Output the part of the store sales trend text below that lies between "sapply(test,function(x)any(is.na(x)))" and "na_idx <- is.na(train$CompetitionDistance)", inclusive, copied word for word.

§ **Document segment**
<<<<

Seasonality / Sale Trend and Regression

After exploring the data, we first look into the daily sale and build an "average" sale window for each month using a regression model (spline fit). Note that we fit to the after renovated data separately, as well as we fit to the days with promotions separately.

Before looking at the R code, let's take a look at some examples of sale trends of the 2 years for some of the stores: (magenta indicates days with promotion, cyan is without promotion)

The curved "line dots" indicates the result of the spline regression. The tail black/grey color indicates the extrapolation of the trend to the test set that is outside the range date for the train set.

The gap indicates renovation, the fit to the data after renovation is independent of previous sale before renovation.

Yearly Trend

alt_tag alt_tag alt_tag alt_tag alt_tag

Majority of stores follow a similar pattern, however we do have few irregular stores: !alt_tag

Note that in the code we remove the month of december from regression since in several stores in is a point of anomoly.

library(readr)
library(splines)

train <- read_csv("~/kaggleout/rossman/trainCleaned.csv")
test  <- read_csv("~/kaggleout/rossman/testCleaned.csv")

# Dropping the index column:
train <- train[,-c(1)]
test <- test[,-c(1)]


sapply(train,function(x)any(is.na(x)))
sapply(test,function(x)any(is.na(x)))


# There are few NAs in competition distance... imputing to the average value 
avg_comp_distance <- mean(train$CompetitionDistance,na.rm=TRUE)
na_idx <- is.na(train$CompetitionDistance)
train$CompetitionDistance[na_idx] <- avg_comp_distance
na_idx <- is.na(test$CompetitionDistance)
test$CompetitionDistance[na_idx] <- avg_comp_distance

# Checking NA values, should return all false
table(is.na(train))
table(is.na(test))

names(train)
str(train)
summary(train)

names(test)
str(test)
summary(test)

# Dropping the days that stores are close
train <- train[ which(train$Open==1),]
train <- train[ which(train$Sales!=0),]

# Dropping Year-Month date:
train$YearMonth <- NULL
test$YearMonth <- NULL

feature.names <- names(train)

>>>>

§ **Supplied information**
<<<<

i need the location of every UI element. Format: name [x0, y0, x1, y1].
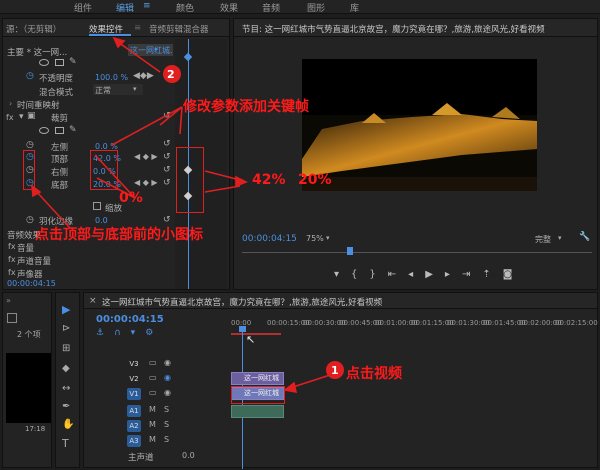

>>>>

§ **Full response**
sapply(test,function(x)any(is.na(x)))


# There are few NAs in competition distance... imputing to the average value 
avg_comp_distance <- mean(train$CompetitionDistance,na.rm=TRUE)
na_idx <- is.na(train$CompetitionDistance)